TASK PROMPT ▸ Keep only those lines of the records that include the string "учащимся".

>> begin MATERIAL FOR THIS EXERCISE

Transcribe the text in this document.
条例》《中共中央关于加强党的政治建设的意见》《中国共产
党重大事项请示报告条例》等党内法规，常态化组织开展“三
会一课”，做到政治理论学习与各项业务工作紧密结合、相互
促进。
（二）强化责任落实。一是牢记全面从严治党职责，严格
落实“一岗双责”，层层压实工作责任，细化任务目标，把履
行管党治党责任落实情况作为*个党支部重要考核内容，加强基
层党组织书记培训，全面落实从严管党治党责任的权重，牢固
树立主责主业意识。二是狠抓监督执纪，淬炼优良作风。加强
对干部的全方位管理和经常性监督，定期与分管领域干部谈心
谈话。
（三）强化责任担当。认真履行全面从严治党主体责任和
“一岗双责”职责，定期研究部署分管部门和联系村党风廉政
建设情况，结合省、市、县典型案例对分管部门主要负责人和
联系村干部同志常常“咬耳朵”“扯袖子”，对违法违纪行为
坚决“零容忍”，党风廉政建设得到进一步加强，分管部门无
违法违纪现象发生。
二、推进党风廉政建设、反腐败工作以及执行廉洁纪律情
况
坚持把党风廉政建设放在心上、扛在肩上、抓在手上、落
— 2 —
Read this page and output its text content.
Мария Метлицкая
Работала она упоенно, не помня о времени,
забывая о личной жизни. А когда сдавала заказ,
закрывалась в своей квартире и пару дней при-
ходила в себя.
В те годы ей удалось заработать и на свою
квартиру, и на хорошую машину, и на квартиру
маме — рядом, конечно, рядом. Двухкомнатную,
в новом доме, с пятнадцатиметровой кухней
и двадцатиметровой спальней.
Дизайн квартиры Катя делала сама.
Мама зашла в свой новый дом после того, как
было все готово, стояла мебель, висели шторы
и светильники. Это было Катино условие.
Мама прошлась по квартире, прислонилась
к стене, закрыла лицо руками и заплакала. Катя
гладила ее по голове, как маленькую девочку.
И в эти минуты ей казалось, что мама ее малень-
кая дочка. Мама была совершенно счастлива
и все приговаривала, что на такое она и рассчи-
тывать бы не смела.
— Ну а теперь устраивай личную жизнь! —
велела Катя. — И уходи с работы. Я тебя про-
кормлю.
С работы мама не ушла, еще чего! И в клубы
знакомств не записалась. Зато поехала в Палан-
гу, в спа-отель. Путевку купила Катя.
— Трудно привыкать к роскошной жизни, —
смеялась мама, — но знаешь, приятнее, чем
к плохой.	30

>> end MATERIAL FOR THIS EXERCISE
>> begin MATERIAL FOR THIS EXERCISE

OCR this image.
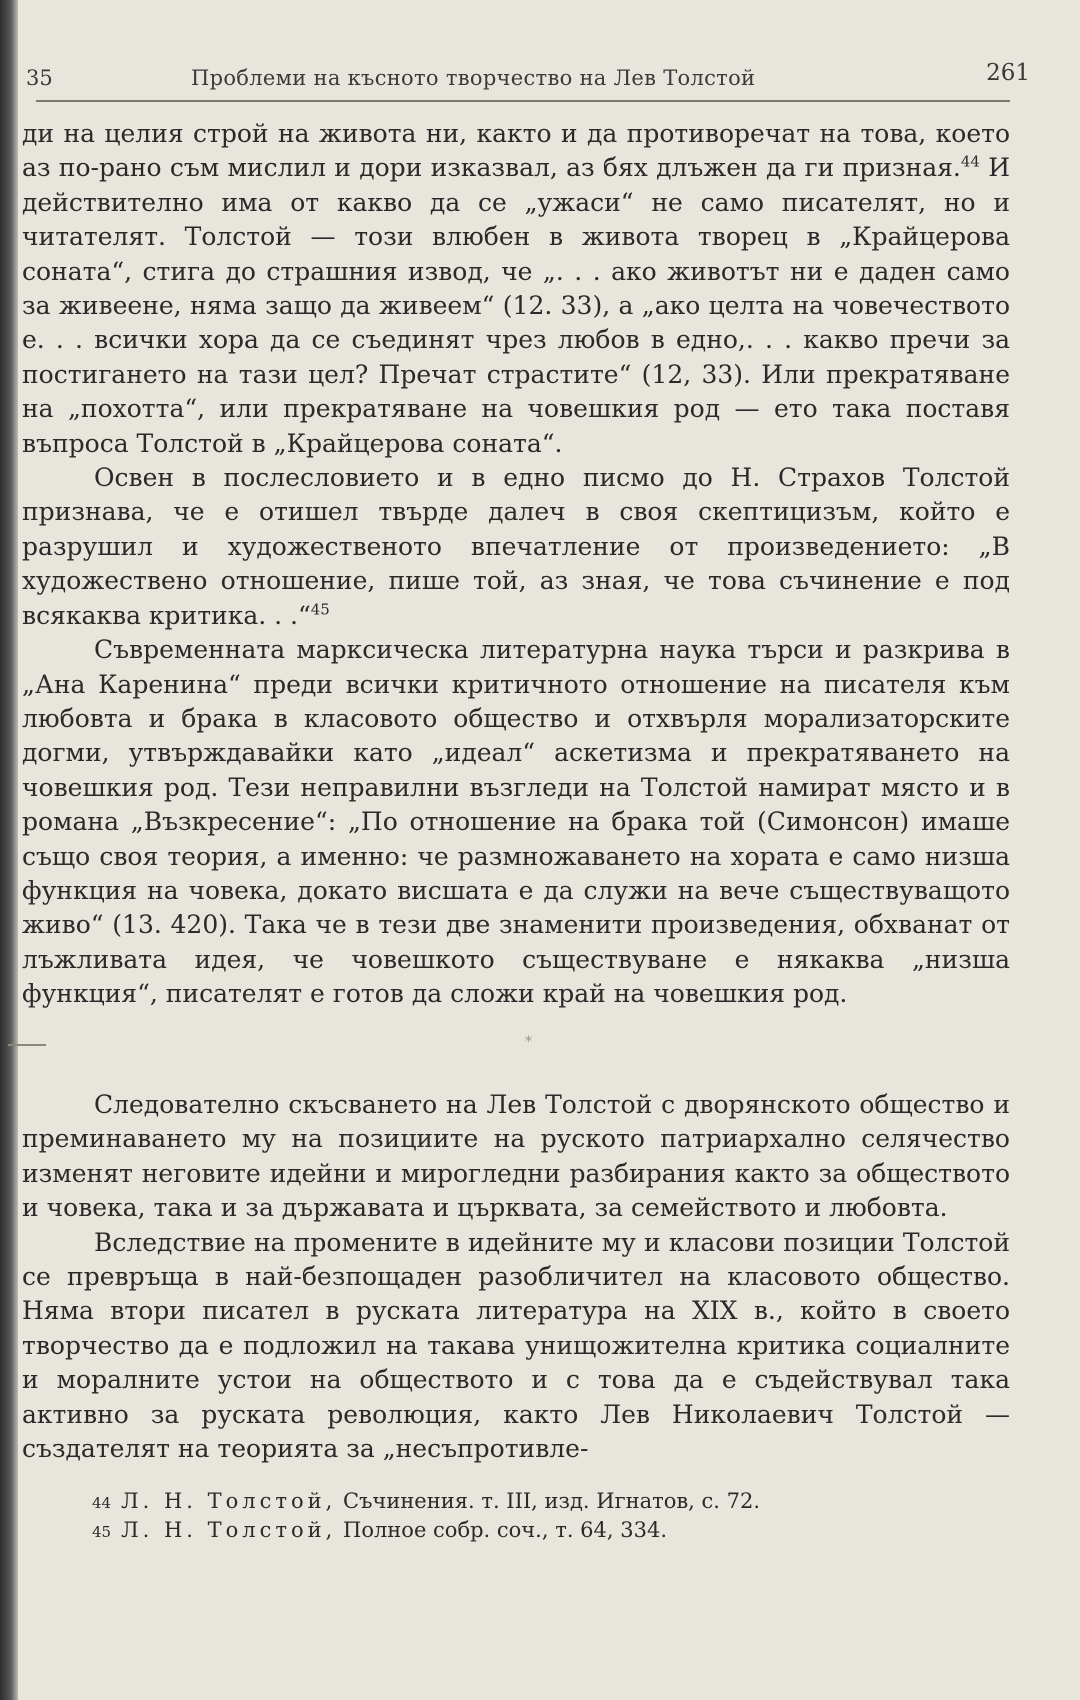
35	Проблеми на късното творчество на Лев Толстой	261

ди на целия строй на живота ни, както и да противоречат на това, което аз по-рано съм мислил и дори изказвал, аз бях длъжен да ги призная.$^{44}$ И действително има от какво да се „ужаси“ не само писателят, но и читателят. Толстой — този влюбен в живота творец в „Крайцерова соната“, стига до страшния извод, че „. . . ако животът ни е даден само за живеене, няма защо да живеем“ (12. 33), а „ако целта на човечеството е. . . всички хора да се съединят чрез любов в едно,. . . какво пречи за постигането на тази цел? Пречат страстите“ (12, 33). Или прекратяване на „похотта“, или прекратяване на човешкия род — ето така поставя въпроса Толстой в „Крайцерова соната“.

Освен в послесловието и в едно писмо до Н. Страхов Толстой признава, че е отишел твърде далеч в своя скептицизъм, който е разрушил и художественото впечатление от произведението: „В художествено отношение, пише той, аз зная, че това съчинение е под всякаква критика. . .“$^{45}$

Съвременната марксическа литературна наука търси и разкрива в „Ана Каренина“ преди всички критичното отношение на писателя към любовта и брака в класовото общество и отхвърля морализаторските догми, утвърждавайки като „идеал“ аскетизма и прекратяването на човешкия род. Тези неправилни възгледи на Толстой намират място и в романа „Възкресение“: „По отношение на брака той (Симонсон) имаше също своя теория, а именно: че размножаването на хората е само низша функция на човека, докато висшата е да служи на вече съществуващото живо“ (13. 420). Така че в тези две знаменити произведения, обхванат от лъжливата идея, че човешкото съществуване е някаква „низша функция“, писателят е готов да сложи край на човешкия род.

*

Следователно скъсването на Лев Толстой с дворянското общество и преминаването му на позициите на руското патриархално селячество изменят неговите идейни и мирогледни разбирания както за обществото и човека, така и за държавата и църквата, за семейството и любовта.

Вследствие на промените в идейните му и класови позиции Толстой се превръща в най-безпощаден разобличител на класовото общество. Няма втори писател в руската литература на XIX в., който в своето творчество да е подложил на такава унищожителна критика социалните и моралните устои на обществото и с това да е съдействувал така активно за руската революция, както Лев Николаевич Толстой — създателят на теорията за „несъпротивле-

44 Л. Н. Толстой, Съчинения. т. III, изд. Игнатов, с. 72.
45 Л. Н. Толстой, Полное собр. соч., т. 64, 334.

>> end MATERIAL FOR THIS EXERCISE
>> begin MATERIAL FOR THIS EXERCISE

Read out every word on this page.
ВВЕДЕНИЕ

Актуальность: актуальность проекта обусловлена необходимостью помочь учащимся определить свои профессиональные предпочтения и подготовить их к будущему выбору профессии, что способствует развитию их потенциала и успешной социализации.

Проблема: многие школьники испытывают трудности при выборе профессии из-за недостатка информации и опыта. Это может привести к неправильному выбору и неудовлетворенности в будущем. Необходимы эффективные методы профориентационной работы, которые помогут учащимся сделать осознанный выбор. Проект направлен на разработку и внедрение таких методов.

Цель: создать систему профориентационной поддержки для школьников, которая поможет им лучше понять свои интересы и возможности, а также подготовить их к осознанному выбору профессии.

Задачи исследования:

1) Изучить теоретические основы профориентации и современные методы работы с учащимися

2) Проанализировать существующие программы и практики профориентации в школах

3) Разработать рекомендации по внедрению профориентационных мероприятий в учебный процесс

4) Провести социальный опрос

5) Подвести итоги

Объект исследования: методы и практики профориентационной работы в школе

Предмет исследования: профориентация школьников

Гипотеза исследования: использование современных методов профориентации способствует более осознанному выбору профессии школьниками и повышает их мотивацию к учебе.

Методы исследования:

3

>> end MATERIAL FOR THIS EXERCISE

THE SOLUTION ▸
Актуальность: актуальность проекта обусловлена необходимостью помочь учащимся определить свои профессиональные предпочтения и подготовить их к будущему выбору профессии, что способствует развитию их потенциала и успешной социализации.
Проблема: многие школьники испытывают трудности при выборе профессии из-за недостатка информации и опыта. Это может привести к неправильному выбору и неудовлетворенности в будущем. Необходимы эффективные методы профориентационной работы, которые помогут учащимся сделать осознанный выбор. Проект направлен на разработку и внедрение таких методов.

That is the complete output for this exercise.